▶ _WRITTEN TASK_:
Below are some records. Pull every line that contains the word "Gajah".
───
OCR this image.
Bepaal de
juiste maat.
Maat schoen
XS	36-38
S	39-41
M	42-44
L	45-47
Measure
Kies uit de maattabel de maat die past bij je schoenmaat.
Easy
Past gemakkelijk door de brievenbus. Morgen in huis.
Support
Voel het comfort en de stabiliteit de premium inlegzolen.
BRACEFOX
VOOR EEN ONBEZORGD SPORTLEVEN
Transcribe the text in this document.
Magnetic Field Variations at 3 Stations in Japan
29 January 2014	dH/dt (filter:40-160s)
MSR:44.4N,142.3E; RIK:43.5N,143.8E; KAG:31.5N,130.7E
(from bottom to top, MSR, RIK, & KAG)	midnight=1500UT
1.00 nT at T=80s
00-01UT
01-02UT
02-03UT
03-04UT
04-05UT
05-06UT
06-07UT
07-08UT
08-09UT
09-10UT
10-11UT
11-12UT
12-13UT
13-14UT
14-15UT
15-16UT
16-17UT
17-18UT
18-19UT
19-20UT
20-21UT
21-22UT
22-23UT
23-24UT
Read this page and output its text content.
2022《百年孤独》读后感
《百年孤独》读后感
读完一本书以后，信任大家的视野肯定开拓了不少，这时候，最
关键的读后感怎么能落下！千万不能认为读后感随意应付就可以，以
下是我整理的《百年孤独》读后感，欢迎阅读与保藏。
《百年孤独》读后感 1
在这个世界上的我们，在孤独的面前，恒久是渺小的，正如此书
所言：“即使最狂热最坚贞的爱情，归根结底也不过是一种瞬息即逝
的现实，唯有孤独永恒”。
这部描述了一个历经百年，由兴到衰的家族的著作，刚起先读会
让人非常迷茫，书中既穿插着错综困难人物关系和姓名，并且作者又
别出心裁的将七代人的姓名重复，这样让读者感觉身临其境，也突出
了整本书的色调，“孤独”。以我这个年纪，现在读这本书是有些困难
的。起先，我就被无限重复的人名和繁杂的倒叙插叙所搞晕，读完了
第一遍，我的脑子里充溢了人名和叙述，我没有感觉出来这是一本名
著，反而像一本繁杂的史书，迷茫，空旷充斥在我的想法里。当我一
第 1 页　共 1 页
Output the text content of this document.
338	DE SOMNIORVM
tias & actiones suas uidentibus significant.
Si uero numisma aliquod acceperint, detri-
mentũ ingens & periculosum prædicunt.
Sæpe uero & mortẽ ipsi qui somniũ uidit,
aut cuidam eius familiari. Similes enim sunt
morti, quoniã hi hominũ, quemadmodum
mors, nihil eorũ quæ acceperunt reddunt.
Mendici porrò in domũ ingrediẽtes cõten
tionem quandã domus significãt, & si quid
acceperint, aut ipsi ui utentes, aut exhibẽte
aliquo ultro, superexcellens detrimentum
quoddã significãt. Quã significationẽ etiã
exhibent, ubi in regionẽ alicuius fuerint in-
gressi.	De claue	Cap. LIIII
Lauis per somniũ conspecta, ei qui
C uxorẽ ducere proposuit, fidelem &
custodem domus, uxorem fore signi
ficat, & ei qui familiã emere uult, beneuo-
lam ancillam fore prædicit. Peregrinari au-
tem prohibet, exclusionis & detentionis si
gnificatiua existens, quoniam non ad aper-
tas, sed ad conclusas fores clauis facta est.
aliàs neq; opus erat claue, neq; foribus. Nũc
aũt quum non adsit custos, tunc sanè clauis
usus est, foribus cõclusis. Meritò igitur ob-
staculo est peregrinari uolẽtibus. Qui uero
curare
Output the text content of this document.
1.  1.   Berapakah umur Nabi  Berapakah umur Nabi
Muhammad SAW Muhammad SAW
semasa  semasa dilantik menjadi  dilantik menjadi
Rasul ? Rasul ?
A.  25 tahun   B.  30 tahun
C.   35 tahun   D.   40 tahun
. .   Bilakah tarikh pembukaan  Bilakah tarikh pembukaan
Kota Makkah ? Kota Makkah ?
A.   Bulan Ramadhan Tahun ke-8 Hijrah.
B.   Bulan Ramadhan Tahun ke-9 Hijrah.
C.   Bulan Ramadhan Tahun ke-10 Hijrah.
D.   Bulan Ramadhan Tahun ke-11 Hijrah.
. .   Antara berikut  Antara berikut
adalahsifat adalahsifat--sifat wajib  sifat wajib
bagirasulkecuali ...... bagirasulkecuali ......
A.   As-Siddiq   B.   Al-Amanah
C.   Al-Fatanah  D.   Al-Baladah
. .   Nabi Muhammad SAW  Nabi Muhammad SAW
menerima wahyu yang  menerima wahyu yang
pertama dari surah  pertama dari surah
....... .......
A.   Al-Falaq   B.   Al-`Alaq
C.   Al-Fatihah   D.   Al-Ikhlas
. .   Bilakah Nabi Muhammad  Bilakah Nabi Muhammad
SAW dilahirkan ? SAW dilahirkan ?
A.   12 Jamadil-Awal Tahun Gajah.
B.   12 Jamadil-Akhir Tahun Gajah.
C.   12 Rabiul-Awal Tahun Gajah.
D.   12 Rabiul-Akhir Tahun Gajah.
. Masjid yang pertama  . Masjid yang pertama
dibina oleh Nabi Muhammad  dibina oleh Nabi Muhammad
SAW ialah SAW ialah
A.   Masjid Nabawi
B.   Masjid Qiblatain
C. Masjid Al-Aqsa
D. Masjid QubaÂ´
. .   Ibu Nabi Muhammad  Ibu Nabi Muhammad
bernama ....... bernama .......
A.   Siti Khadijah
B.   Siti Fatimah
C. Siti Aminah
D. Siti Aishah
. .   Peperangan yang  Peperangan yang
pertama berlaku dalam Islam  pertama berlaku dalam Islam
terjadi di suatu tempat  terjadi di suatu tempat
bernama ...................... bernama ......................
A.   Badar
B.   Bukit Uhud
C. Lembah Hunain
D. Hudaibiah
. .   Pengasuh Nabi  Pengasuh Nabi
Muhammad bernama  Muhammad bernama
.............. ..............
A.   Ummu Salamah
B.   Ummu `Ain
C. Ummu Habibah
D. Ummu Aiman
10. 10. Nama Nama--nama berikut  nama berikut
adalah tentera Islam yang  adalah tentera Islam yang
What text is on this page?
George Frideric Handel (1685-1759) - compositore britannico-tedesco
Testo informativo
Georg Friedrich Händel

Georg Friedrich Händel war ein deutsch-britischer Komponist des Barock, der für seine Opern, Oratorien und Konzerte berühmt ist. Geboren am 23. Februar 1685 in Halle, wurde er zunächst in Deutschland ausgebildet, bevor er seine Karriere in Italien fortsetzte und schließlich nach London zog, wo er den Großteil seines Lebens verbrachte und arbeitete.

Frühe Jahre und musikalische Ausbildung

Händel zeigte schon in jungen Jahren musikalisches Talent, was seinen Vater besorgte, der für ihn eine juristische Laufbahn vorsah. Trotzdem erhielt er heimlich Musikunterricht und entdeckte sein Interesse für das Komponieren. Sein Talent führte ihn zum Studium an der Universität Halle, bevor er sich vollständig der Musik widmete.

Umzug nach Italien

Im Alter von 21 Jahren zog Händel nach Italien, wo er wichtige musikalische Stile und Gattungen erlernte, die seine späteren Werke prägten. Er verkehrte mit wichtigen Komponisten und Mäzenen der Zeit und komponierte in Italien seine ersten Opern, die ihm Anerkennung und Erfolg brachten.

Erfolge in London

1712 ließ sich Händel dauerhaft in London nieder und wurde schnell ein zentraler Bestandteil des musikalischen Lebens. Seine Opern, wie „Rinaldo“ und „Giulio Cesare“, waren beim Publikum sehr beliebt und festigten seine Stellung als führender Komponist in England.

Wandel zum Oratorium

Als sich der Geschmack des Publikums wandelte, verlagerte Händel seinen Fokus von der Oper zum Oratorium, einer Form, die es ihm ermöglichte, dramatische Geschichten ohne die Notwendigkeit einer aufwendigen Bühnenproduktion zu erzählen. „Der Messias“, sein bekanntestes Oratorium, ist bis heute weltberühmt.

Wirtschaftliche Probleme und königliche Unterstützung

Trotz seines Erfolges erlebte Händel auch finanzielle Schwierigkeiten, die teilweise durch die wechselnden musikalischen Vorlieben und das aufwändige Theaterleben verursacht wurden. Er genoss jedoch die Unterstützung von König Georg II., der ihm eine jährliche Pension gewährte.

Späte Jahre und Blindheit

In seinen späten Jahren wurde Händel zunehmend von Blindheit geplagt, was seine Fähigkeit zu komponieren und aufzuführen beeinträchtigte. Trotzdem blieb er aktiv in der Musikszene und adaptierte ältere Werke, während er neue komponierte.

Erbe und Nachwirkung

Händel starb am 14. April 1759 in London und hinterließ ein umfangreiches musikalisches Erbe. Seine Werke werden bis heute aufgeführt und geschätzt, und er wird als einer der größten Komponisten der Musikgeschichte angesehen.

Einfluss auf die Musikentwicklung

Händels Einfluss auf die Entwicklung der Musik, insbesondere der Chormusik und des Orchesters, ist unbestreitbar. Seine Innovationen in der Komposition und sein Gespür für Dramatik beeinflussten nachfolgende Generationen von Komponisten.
───
▶ _RESULT_:
A.   12 Jamadil-Awal Tahun Gajah.
B.   12 Jamadil-Akhir Tahun Gajah.
C.   12 Rabiul-Awal Tahun Gajah.
D.   12 Rabiul-Akhir Tahun Gajah.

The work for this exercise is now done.